■ EXTRACTED MATERIAL

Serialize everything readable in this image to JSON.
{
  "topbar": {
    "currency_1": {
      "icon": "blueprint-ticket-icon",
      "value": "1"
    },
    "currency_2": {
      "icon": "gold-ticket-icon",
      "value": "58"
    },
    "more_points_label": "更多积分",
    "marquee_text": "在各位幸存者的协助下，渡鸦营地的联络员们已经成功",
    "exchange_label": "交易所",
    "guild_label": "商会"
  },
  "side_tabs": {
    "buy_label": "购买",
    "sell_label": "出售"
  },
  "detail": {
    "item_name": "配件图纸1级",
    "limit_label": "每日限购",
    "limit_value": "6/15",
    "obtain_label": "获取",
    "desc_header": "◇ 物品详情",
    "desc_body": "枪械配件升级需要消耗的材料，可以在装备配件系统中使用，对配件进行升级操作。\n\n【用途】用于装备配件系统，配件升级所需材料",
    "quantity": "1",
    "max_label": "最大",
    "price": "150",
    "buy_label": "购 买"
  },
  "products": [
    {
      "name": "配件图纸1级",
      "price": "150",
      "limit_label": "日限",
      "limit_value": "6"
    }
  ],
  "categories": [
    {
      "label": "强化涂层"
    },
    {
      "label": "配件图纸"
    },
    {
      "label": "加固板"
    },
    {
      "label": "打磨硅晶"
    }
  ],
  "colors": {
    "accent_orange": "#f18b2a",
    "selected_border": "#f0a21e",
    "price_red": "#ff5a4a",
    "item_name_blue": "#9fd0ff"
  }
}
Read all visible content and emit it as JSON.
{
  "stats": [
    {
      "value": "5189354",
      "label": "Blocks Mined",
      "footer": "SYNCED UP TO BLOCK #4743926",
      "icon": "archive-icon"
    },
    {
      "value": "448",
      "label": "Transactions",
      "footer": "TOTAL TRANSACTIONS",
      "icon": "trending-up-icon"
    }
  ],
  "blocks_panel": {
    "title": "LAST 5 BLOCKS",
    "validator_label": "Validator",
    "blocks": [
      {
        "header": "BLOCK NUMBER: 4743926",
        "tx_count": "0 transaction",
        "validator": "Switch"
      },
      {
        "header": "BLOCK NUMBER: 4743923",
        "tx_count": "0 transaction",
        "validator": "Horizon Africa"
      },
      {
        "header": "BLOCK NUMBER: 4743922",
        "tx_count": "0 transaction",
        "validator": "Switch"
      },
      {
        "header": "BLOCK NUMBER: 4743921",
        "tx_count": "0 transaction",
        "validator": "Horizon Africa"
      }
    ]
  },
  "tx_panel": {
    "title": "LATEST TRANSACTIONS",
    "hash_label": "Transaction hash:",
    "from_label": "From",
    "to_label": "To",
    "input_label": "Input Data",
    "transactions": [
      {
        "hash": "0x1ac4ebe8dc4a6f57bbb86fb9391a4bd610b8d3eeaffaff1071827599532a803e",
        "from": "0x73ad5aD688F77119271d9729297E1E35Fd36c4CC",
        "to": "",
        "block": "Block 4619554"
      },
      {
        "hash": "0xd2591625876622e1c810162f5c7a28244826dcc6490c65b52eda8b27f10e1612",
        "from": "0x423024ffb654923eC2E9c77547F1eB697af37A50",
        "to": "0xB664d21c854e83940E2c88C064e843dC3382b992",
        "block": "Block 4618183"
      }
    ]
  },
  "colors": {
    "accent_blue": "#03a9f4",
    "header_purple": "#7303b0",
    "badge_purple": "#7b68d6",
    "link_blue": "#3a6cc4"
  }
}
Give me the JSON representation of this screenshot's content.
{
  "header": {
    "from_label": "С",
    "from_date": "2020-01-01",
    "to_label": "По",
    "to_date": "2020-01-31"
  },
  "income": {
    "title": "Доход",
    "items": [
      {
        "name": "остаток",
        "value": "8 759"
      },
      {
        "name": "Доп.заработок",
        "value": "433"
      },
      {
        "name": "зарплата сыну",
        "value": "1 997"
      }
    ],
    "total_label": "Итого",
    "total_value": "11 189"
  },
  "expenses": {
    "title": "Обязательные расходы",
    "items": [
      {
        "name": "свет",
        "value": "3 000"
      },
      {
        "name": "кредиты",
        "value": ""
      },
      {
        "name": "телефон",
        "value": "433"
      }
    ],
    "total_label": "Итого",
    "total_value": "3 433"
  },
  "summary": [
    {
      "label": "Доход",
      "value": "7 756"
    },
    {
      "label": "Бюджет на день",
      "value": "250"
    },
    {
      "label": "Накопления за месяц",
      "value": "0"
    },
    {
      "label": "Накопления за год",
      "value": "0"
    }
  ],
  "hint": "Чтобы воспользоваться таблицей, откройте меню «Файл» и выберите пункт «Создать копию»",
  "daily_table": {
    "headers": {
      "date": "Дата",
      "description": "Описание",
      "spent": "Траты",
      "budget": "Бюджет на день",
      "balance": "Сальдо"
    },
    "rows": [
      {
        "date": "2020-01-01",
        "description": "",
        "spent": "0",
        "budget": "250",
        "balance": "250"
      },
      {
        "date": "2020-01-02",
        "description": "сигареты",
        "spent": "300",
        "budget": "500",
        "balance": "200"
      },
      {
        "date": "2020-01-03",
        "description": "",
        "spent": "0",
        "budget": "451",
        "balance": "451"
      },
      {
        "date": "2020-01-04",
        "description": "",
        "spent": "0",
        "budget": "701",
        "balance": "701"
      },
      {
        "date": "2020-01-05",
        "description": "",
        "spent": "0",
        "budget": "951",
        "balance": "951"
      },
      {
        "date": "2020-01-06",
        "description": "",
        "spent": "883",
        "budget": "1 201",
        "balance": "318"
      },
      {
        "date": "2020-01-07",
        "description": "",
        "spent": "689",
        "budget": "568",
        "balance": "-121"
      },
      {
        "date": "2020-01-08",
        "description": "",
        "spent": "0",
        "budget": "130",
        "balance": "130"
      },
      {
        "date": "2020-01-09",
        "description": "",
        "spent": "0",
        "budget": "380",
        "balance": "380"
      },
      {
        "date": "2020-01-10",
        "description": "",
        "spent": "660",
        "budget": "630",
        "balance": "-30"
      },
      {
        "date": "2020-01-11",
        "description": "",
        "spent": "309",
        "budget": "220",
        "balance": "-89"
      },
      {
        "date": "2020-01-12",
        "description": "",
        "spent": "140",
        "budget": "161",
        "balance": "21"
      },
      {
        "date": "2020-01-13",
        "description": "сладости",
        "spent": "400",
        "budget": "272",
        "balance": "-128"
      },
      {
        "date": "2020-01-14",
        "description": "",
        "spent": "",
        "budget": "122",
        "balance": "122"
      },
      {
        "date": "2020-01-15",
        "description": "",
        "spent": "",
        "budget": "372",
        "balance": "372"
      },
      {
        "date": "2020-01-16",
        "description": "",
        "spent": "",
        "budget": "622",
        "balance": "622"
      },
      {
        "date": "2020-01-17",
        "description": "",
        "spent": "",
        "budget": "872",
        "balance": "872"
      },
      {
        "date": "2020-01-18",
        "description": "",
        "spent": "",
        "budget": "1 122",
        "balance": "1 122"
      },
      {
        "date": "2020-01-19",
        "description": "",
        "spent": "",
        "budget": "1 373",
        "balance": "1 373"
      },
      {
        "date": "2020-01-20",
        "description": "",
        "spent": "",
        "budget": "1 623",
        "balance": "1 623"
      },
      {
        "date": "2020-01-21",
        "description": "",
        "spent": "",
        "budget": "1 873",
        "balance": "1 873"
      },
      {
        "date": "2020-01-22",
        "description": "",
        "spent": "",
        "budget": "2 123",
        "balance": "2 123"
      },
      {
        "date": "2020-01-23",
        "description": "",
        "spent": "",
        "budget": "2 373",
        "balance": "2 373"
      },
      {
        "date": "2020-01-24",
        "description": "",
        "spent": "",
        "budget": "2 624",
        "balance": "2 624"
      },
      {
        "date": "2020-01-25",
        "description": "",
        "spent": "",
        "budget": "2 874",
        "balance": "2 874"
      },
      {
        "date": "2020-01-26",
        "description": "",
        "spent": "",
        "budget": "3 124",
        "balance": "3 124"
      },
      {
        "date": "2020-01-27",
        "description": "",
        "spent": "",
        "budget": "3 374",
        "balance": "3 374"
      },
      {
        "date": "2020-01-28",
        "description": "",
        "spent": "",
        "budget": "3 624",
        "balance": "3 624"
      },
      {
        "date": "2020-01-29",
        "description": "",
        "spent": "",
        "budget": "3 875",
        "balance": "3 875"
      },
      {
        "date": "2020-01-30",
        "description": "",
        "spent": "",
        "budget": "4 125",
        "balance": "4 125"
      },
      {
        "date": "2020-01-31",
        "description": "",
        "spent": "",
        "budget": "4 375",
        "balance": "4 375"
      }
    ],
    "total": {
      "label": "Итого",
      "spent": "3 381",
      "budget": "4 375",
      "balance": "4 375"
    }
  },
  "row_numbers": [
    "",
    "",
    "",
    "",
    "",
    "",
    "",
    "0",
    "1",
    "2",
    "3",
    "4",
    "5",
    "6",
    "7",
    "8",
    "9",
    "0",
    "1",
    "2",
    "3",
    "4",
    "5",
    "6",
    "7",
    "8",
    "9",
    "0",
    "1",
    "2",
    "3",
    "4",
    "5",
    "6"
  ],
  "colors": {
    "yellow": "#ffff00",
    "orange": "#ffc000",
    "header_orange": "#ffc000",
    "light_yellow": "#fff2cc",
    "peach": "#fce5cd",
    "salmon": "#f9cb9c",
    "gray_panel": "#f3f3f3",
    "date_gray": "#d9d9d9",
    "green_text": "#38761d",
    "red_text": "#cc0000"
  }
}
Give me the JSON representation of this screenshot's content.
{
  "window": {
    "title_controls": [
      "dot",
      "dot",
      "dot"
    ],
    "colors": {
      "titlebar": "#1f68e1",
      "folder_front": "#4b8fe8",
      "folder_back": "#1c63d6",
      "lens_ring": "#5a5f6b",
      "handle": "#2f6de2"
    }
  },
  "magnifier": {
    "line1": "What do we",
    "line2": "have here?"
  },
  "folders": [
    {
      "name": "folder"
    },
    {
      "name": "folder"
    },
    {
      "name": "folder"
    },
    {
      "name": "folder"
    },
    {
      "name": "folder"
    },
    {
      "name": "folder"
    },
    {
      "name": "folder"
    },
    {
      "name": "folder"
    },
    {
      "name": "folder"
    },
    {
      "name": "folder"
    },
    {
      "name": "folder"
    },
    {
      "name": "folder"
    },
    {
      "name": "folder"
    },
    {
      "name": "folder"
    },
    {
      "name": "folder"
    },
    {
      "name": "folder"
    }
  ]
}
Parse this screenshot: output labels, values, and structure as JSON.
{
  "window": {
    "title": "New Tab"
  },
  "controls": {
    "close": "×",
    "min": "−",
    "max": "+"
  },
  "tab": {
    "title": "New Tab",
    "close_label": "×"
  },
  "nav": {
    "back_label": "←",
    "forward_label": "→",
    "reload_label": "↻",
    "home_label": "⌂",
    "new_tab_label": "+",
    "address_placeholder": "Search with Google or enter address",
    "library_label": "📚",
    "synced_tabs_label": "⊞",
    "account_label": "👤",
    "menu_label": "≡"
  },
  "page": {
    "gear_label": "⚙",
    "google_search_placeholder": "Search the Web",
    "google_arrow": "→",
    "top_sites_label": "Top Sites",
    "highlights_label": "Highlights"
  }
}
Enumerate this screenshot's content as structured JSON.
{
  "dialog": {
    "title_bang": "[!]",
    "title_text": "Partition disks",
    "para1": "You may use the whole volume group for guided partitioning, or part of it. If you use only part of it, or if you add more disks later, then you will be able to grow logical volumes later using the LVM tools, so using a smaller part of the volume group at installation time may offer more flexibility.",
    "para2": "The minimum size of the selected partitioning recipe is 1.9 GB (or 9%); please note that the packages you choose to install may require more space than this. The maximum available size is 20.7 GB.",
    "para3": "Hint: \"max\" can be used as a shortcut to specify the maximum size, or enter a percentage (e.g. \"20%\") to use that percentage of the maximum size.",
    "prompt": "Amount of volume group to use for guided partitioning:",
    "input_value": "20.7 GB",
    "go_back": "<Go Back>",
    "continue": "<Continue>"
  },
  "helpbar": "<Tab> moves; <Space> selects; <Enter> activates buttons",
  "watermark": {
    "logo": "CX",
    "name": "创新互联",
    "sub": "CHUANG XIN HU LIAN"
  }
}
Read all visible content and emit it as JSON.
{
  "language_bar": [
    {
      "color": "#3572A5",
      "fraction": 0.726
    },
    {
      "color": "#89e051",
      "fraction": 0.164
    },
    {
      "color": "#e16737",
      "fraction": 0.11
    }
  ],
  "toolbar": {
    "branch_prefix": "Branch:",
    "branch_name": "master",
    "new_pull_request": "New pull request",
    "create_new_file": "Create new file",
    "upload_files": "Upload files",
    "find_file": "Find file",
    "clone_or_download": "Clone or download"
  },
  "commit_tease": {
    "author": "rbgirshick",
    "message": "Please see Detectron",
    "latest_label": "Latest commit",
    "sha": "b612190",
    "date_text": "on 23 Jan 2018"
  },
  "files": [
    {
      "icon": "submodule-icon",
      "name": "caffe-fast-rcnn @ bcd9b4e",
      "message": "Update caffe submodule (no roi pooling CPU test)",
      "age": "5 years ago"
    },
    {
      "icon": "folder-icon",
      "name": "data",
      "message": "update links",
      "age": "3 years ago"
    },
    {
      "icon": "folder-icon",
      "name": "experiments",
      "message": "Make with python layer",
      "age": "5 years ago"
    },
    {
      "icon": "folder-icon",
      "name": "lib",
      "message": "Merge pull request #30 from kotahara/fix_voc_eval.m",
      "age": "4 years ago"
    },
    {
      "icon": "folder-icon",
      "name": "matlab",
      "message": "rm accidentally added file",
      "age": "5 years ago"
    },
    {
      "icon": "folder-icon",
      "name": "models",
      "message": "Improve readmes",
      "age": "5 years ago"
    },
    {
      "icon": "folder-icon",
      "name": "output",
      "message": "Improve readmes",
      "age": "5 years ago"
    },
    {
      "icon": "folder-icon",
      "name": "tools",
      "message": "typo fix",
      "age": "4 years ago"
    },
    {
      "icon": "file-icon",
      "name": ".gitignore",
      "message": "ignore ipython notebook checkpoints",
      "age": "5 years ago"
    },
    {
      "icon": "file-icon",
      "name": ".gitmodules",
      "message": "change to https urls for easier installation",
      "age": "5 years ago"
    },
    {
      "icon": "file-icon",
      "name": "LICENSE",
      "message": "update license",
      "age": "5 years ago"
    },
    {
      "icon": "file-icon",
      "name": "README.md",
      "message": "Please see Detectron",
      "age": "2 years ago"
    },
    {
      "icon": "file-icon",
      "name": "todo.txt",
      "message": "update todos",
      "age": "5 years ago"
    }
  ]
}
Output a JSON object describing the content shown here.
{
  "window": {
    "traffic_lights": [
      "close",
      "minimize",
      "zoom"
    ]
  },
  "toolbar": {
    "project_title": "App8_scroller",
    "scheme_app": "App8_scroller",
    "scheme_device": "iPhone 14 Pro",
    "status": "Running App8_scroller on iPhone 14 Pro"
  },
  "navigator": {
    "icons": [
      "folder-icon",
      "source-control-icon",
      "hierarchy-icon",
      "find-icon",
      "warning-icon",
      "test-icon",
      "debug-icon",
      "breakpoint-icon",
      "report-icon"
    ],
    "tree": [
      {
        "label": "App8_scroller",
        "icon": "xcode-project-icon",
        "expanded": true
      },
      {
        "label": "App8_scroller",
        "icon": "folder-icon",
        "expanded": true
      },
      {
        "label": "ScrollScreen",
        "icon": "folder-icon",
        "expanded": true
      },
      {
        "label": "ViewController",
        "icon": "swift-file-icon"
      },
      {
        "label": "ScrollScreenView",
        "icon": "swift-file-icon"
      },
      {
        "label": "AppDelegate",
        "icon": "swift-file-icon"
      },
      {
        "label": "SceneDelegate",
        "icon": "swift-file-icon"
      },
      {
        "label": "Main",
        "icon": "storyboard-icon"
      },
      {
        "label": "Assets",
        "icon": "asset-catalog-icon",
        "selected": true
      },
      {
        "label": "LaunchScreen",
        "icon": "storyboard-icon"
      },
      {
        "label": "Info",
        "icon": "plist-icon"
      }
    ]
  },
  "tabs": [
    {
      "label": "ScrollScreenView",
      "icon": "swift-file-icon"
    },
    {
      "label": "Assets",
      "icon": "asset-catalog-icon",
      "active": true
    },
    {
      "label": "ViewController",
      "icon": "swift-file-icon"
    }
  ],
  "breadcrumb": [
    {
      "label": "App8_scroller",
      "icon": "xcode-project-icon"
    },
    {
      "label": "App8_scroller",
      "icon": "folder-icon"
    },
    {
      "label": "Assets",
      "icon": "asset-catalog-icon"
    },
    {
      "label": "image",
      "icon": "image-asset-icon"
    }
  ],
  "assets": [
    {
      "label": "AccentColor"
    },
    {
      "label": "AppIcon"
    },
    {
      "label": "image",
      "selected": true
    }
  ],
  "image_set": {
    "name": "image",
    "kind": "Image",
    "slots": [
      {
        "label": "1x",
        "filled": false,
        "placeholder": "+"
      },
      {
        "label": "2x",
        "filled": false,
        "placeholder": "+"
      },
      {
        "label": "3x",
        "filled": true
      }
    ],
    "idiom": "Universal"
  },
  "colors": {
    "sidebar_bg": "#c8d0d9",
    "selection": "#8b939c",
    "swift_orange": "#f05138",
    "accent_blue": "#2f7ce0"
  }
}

■ YOUR INSTRUCTIONS
Filter the records down to the lines that contain the string "день", and copy those lines.

■ RESULT OF THE EXERCISE
      "label": "Бюджет на день",
      "budget": "Бюджет на день",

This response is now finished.